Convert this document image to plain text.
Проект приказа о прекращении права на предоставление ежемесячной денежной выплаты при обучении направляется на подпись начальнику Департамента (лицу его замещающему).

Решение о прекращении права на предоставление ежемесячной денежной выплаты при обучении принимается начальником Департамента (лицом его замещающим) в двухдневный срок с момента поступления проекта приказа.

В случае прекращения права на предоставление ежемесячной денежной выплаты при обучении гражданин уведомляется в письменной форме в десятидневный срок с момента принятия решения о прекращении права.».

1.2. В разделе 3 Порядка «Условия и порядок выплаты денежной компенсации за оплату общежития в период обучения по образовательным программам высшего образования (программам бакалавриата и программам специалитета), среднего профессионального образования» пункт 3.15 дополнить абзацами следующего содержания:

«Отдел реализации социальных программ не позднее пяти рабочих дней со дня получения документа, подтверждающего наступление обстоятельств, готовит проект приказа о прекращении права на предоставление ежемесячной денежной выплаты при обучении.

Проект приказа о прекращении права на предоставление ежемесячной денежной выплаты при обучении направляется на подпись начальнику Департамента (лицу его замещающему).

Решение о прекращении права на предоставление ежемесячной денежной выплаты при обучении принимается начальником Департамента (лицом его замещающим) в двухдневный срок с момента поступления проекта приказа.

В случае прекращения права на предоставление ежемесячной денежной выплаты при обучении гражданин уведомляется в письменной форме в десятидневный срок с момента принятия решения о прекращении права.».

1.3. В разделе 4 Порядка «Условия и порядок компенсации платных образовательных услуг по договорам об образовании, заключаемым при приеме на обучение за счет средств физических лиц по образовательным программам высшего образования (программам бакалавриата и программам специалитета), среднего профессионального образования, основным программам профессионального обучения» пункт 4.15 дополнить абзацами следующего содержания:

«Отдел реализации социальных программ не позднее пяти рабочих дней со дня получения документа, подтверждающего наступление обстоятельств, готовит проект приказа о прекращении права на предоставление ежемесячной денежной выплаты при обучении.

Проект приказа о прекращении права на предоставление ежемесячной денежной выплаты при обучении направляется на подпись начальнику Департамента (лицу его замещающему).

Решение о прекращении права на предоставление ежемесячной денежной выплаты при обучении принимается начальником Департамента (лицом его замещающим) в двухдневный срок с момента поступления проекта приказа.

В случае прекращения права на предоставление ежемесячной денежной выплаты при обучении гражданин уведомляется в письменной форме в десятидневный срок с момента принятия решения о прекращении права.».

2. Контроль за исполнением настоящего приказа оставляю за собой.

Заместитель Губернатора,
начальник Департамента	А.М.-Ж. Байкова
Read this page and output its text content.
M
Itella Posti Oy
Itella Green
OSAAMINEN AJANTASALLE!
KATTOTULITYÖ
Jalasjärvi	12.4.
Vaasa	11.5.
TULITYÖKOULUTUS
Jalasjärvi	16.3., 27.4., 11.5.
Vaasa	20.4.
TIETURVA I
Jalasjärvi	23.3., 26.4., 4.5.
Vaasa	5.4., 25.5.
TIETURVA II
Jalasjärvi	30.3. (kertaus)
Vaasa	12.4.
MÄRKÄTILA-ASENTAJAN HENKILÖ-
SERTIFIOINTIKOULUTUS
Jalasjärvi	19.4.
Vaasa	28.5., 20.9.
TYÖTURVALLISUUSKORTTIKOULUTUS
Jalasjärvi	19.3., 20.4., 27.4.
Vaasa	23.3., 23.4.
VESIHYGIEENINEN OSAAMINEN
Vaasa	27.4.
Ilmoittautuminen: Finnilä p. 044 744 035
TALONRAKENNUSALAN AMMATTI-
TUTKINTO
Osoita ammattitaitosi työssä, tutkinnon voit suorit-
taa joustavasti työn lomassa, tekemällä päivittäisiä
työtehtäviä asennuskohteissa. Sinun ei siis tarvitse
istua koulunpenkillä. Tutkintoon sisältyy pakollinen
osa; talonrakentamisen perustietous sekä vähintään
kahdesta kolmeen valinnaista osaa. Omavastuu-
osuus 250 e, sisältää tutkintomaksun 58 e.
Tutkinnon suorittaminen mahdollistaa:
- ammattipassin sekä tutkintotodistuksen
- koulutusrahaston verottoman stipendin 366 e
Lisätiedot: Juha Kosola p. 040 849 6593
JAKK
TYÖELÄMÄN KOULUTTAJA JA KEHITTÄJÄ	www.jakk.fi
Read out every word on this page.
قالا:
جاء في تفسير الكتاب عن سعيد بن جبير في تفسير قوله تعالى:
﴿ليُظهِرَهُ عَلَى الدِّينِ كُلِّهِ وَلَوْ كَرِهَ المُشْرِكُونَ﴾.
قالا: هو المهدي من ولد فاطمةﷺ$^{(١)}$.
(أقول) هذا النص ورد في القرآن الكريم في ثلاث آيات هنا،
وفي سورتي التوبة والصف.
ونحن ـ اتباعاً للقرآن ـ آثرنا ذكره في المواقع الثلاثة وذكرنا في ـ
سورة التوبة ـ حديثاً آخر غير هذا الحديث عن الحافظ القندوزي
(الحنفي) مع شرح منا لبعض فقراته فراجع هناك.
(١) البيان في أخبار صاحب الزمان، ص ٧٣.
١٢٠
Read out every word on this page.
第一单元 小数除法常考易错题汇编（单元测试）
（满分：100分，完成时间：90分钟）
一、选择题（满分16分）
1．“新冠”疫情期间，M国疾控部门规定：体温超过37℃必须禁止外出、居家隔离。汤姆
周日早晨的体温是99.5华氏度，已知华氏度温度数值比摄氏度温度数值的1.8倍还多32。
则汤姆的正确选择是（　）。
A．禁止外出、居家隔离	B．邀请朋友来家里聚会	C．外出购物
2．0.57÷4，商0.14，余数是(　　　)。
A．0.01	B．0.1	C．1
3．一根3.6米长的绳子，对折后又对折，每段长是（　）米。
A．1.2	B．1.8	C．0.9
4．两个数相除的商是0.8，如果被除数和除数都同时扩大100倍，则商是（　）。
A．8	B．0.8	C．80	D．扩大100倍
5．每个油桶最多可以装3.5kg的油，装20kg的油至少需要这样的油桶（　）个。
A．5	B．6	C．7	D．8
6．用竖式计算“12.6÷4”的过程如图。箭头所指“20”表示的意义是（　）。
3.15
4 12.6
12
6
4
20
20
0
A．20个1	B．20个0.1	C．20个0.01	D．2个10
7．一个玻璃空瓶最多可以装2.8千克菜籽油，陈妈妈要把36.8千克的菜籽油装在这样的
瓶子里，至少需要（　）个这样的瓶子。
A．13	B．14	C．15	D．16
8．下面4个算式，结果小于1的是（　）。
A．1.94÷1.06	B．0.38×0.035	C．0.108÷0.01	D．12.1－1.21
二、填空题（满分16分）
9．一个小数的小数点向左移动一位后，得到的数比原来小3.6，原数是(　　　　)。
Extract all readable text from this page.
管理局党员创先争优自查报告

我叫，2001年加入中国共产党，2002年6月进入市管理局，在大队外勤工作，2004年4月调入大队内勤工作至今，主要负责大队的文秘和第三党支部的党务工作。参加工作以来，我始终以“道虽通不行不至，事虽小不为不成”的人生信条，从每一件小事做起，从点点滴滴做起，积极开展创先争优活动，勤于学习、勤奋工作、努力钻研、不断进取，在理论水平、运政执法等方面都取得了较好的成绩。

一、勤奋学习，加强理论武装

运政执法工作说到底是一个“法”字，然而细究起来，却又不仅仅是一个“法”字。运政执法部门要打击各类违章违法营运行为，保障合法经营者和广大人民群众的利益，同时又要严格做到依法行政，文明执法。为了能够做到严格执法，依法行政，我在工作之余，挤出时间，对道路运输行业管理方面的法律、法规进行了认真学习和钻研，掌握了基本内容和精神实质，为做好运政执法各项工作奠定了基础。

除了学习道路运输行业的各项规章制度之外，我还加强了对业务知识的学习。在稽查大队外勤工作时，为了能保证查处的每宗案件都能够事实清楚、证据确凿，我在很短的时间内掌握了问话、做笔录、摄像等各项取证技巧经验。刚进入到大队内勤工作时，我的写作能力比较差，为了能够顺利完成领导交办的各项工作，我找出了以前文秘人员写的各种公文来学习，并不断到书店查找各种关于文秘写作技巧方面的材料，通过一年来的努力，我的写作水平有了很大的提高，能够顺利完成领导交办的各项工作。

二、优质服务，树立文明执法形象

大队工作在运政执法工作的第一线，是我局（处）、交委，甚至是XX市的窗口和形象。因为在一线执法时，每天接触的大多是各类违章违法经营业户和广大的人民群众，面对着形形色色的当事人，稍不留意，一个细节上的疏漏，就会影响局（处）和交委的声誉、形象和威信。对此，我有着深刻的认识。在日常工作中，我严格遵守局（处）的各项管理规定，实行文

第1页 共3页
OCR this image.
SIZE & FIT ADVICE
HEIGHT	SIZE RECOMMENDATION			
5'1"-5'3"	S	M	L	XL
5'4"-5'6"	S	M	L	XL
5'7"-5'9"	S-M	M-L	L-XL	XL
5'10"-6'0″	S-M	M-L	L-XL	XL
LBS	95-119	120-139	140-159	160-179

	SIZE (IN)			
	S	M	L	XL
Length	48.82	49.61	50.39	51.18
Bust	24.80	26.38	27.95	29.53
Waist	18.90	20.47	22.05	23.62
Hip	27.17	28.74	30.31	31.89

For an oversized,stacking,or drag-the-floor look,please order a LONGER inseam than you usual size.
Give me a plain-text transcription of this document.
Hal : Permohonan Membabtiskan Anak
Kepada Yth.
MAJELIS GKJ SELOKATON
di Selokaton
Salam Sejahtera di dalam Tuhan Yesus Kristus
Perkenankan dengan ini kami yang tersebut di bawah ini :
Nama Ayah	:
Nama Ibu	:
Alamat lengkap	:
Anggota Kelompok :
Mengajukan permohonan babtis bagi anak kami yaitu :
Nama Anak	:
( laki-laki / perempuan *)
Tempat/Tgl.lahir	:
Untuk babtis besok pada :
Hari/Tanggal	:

Directions:
Everything from the line containing "Extract all readable text from this page." to the end of the records must be written out exactly; include both of those lines and no others.

Solution to the problem:
Extract all readable text from this page.
管理局党员创先争优自查报告

我叫，2001年加入中国共产党，2002年6月进入市管理局，在大队外勤工作，2004年4月调入大队内勤工作至今，主要负责大队的文秘和第三党支部的党务工作。参加工作以来，我始终以“道虽通不行不至，事虽小不为不成”的人生信条，从每一件小事做起，从点点滴滴做起，积极开展创先争优活动，勤于学习、勤奋工作、努力钻研、不断进取，在理论水平、运政执法等方面都取得了较好的成绩。

一、勤奋学习，加强理论武装

运政执法工作说到底是一个“法”字，然而细究起来，却又不仅仅是一个“法”字。运政执法部门要打击各类违章违法营运行为，保障合法经营者和广大人民群众的利益，同时又要严格做到依法行政，文明执法。为了能够做到严格执法，依法行政，我在工作之余，挤出时间，对道路运输行业管理方面的法律、法规进行了认真学习和钻研，掌握了基本内容和精神实质，为做好运政执法各项工作奠定了基础。

除了学习道路运输行业的各项规章制度之外，我还加强了对业务知识的学习。在稽查大队外勤工作时，为了能保证查处的每宗案件都能够事实清楚、证据确凿，我在很短的时间内掌握了问话、做笔录、摄像等各项取证技巧经验。刚进入到大队内勤工作时，我的写作能力比较差，为了能够顺利完成领导交办的各项工作，我找出了以前文秘人员写的各种公文来学习，并不断到书店查找各种关于文秘写作技巧方面的材料，通过一年来的努力，我的写作水平有了很大的提高，能够顺利完成领导交办的各项工作。

二、优质服务，树立文明执法形象

大队工作在运政执法工作的第一线，是我局（处）、交委，甚至是XX市的窗口和形象。因为在一线执法时，每天接触的大多是各类违章违法经营业户和广大的人民群众，面对着形形色色的当事人，稍不留意，一个细节上的疏漏，就会影响局（处）和交委的声誉、形象和威信。对此，我有着深刻的认识。在日常工作中，我严格遵守局（处）的各项管理规定，实行文

第1页 共3页
OCR this image.
SIZE & FIT ADVICE
HEIGHT	SIZE RECOMMENDATION			
5'1"-5'3"	S	M	L	XL
5'4"-5'6"	S	M	L	XL
5'7"-5'9"	S-M	M-L	L-XL	XL
5'10"-6'0″	S-M	M-L	L-XL	XL
LBS	95-119	120-139	140-159	160-179

	SIZE (IN)			
	S	M	L	XL
Length	48.82	49.61	50.39	51.18
Bust	24.80	26.38	27.95	29.53
Waist	18.90	20.47	22.05	23.62
Hip	27.17	28.74	30.31	31.89

For an oversized,stacking,or drag-the-floor look,please order a LONGER inseam than you usual size.
Give me a plain-text transcription of this document.
Hal : Permohonan Membabtiskan Anak
Kepada Yth.
MAJELIS GKJ SELOKATON
di Selokaton
Salam Sejahtera di dalam Tuhan Yesus Kristus
Perkenankan dengan ini kami yang tersebut di bawah ini :
Nama Ayah	:
Nama Ibu	:
Alamat lengkap	:
Anggota Kelompok :
Mengajukan permohonan babtis bagi anak kami yaitu :
Nama Anak	:
( laki-laki / perempuan *)
Tempat/Tgl.lahir	:
Untuk babtis besok pada :
Hari/Tanggal	:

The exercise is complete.